[START OF INPUT]
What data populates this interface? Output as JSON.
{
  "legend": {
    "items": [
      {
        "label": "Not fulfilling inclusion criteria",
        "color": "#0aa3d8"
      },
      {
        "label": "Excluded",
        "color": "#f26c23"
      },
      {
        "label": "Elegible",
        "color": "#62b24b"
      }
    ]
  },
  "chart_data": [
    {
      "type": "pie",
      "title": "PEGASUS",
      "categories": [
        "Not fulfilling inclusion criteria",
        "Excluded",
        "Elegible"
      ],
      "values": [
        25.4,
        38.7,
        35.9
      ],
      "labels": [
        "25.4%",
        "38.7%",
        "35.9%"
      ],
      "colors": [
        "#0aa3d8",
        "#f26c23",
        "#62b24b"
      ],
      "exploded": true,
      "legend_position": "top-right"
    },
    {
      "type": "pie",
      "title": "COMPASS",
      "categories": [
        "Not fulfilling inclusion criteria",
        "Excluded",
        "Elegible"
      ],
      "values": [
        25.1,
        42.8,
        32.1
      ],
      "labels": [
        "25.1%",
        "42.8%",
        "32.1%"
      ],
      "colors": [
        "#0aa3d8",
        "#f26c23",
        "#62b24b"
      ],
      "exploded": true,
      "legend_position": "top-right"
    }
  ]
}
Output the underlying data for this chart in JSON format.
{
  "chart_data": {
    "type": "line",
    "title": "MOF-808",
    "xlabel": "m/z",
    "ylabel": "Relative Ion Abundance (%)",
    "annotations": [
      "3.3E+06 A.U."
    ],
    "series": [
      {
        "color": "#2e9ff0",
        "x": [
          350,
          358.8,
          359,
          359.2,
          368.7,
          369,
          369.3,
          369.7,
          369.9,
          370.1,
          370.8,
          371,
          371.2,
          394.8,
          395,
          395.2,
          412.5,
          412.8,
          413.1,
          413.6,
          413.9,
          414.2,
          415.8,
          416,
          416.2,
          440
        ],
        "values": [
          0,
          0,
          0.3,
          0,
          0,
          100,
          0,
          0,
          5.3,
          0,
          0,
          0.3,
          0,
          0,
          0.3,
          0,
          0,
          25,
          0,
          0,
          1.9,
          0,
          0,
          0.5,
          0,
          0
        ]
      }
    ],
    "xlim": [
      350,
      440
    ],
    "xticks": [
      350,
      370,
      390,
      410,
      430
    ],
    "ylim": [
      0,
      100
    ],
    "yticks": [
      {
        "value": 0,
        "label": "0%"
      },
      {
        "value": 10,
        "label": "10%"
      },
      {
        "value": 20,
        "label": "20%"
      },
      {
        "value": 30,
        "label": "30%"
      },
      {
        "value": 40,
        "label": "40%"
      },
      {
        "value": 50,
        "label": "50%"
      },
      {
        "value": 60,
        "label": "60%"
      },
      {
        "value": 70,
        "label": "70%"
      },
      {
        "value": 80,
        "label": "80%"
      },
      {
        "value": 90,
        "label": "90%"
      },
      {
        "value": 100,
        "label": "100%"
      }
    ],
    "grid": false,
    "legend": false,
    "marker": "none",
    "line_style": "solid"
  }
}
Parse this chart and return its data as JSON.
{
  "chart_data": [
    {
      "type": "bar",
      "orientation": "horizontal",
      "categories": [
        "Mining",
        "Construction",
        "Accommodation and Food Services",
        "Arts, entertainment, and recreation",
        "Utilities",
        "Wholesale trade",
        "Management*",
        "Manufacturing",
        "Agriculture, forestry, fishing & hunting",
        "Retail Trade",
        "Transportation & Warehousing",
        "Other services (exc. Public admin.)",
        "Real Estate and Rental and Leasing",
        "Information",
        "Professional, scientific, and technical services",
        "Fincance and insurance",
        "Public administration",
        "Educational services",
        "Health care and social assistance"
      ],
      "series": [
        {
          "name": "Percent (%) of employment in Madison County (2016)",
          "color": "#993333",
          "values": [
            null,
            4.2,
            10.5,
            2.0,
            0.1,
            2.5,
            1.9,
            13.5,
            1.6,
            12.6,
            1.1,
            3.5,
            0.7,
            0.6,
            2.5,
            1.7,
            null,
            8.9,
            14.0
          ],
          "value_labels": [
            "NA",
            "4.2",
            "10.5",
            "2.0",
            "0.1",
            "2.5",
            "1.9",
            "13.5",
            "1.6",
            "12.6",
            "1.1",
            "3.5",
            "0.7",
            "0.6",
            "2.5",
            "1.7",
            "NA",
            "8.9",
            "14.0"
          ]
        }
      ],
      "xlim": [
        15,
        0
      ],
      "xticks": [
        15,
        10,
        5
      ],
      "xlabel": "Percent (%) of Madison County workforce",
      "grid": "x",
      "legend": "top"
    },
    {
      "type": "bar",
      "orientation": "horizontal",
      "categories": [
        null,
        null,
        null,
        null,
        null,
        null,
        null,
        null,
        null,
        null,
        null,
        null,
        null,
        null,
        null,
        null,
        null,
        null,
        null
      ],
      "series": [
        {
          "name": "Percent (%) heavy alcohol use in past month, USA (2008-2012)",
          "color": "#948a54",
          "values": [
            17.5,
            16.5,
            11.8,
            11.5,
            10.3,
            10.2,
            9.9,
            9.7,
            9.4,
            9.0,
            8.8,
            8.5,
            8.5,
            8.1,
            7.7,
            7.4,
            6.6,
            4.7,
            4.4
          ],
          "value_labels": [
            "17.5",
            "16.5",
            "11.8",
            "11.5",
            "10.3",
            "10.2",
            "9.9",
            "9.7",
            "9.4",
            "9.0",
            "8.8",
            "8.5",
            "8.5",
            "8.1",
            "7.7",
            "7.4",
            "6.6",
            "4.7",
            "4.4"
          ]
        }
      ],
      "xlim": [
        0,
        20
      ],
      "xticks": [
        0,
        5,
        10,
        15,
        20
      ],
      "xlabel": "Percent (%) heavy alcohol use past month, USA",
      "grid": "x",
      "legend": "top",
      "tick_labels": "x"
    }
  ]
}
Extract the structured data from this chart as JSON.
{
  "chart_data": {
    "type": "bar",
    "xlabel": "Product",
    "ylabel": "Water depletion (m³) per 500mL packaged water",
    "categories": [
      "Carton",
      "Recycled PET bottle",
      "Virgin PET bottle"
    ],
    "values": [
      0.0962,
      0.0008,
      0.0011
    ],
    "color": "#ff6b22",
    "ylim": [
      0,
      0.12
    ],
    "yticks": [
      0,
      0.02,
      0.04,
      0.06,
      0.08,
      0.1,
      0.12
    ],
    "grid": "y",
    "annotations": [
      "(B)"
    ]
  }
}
[END OF INPUT]
### TASK TO COMPLETE
Repeat the entries exactly, all of them.

### FULL ANSWER
What data populates this interface? Output as JSON.
{
  "legend": {
    "items": [
      {
        "label": "Not fulfilling inclusion criteria",
        "color": "#0aa3d8"
      },
      {
        "label": "Excluded",
        "color": "#f26c23"
      },
      {
        "label": "Elegible",
        "color": "#62b24b"
      }
    ]
  },
  "chart_data": [
    {
      "type": "pie",
      "title": "PEGASUS",
      "categories": [
        "Not fulfilling inclusion criteria",
        "Excluded",
        "Elegible"
      ],
      "values": [
        25.4,
        38.7,
        35.9
      ],
      "labels": [
        "25.4%",
        "38.7%",
        "35.9%"
      ],
      "colors": [
        "#0aa3d8",
        "#f26c23",
        "#62b24b"
      ],
      "exploded": true,
      "legend_position": "top-right"
    },
    {
      "type": "pie",
      "title": "COMPASS",
      "categories": [
        "Not fulfilling inclusion criteria",
        "Excluded",
        "Elegible"
      ],
      "values": [
        25.1,
        42.8,
        32.1
      ],
      "labels": [
        "25.1%",
        "42.8%",
        "32.1%"
      ],
      "colors": [
        "#0aa3d8",
        "#f26c23",
        "#62b24b"
      ],
      "exploded": true,
      "legend_position": "top-right"
    }
  ]
}
Output the underlying data for this chart in JSON format.
{
  "chart_data": {
    "type": "line",
    "title": "MOF-808",
    "xlabel": "m/z",
    "ylabel": "Relative Ion Abundance (%)",
    "annotations": [
      "3.3E+06 A.U."
    ],
    "series": [
      {
        "color": "#2e9ff0",
        "x": [
          350,
          358.8,
          359,
          359.2,
          368.7,
          369,
          369.3,
          369.7,
          369.9,
          370.1,
          370.8,
          371,
          371.2,
          394.8,
          395,
          395.2,
          412.5,
          412.8,
          413.1,
          413.6,
          413.9,
          414.2,
          415.8,
          416,
          416.2,
          440
        ],
        "values": [
          0,
          0,
          0.3,
          0,
          0,
          100,
          0,
          0,
          5.3,
          0,
          0,
          0.3,
          0,
          0,
          0.3,
          0,
          0,
          25,
          0,
          0,
          1.9,
          0,
          0,
          0.5,
          0,
          0
        ]
      }
    ],
    "xlim": [
      350,
      440
    ],
    "xticks": [
      350,
      370,
      390,
      410,
      430
    ],
    "ylim": [
      0,
      100
    ],
    "yticks": [
      {
        "value": 0,
        "label": "0%"
      },
      {
        "value": 10,
        "label": "10%"
      },
      {
        "value": 20,
        "label": "20%"
      },
      {
        "value": 30,
        "label": "30%"
      },
      {
        "value": 40,
        "label": "40%"
      },
      {
        "value": 50,
        "label": "50%"
      },
      {
        "value": 60,
        "label": "60%"
      },
      {
        "value": 70,
        "label": "70%"
      },
      {
        "value": 80,
        "label": "80%"
      },
      {
        "value": 90,
        "label": "90%"
      },
      {
        "value": 100,
        "label": "100%"
      }
    ],
    "grid": false,
    "legend": false,
    "marker": "none",
    "line_style": "solid"
  }
}
Parse this chart and return its data as JSON.
{
  "chart_data": [
    {
      "type": "bar",
      "orientation": "horizontal",
      "categories": [
        "Mining",
        "Construction",
        "Accommodation and Food Services",
        "Arts, entertainment, and recreation",
        "Utilities",
        "Wholesale trade",
        "Management*",
        "Manufacturing",
        "Agriculture, forestry, fishing & hunting",
        "Retail Trade",
        "Transportation & Warehousing",
        "Other services (exc. Public admin.)",
        "Real Estate and Rental and Leasing",
        "Information",
        "Professional, scientific, and technical services",
        "Fincance and insurance",
        "Public administration",
        "Educational services",
        "Health care and social assistance"
      ],
      "series": [
        {
          "name": "Percent (%) of employment in Madison County (2016)",
          "color": "#993333",
          "values": [
            null,
            4.2,
            10.5,
            2.0,
            0.1,
            2.5,
            1.9,
            13.5,
            1.6,
            12.6,
            1.1,
            3.5,
            0.7,
            0.6,
            2.5,
            1.7,
            null,
            8.9,
            14.0
          ],
          "value_labels": [
            "NA",
            "4.2",
            "10.5",
            "2.0",
            "0.1",
            "2.5",
            "1.9",
            "13.5",
            "1.6",
            "12.6",
            "1.1",
            "3.5",
            "0.7",
            "0.6",
            "2.5",
            "1.7",
            "NA",
            "8.9",
            "14.0"
          ]
        }
      ],
      "xlim": [
        15,
        0
      ],
      "xticks": [
        15,
        10,
        5
      ],
      "xlabel": "Percent (%) of Madison County workforce",
      "grid": "x",
      "legend": "top"
    },
    {
      "type": "bar",
      "orientation": "horizontal",
      "categories": [
        null,
        null,
        null,
        null,
        null,
        null,
        null,
        null,
        null,
        null,
        null,
        null,
        null,
        null,
        null,
        null,
        null,
        null,
        null
      ],
      "series": [
        {
          "name": "Percent (%) heavy alcohol use in past month, USA (2008-2012)",
          "color": "#948a54",
          "values": [
            17.5,
            16.5,
            11.8,
            11.5,
            10.3,
            10.2,
            9.9,
            9.7,
            9.4,
            9.0,
            8.8,
            8.5,
            8.5,
            8.1,
            7.7,
            7.4,
            6.6,
            4.7,
            4.4
          ],
          "value_labels": [
            "17.5",
            "16.5",
            "11.8",
            "11.5",
            "10.3",
            "10.2",
            "9.9",
            "9.7",
            "9.4",
            "9.0",
            "8.8",
            "8.5",
            "8.5",
            "8.1",
            "7.7",
            "7.4",
            "6.6",
            "4.7",
            "4.4"
          ]
        }
      ],
      "xlim": [
        0,
        20
      ],
      "xticks": [
        0,
        5,
        10,
        15,
        20
      ],
      "xlabel": "Percent (%) heavy alcohol use past month, USA",
      "grid": "x",
      "legend": "top",
      "tick_labels": "x"
    }
  ]
}
Extract the structured data from this chart as JSON.
{
  "chart_data": {
    "type": "bar",
    "xlabel": "Product",
    "ylabel": "Water depletion (m³) per 500mL packaged water",
    "categories": [
      "Carton",
      "Recycled PET bottle",
      "Virgin PET bottle"
    ],
    "values": [
      0.0962,
      0.0008,
      0.0011
    ],
    "color": "#ff6b22",
    "ylim": [
      0,
      0.12
    ],
    "yticks": [
      0,
      0.02,
      0.04,
      0.06,
      0.08,
      0.1,
      0.12
    ],
    "grid": "y",
    "annotations": [
      "(B)"
    ]
  }
}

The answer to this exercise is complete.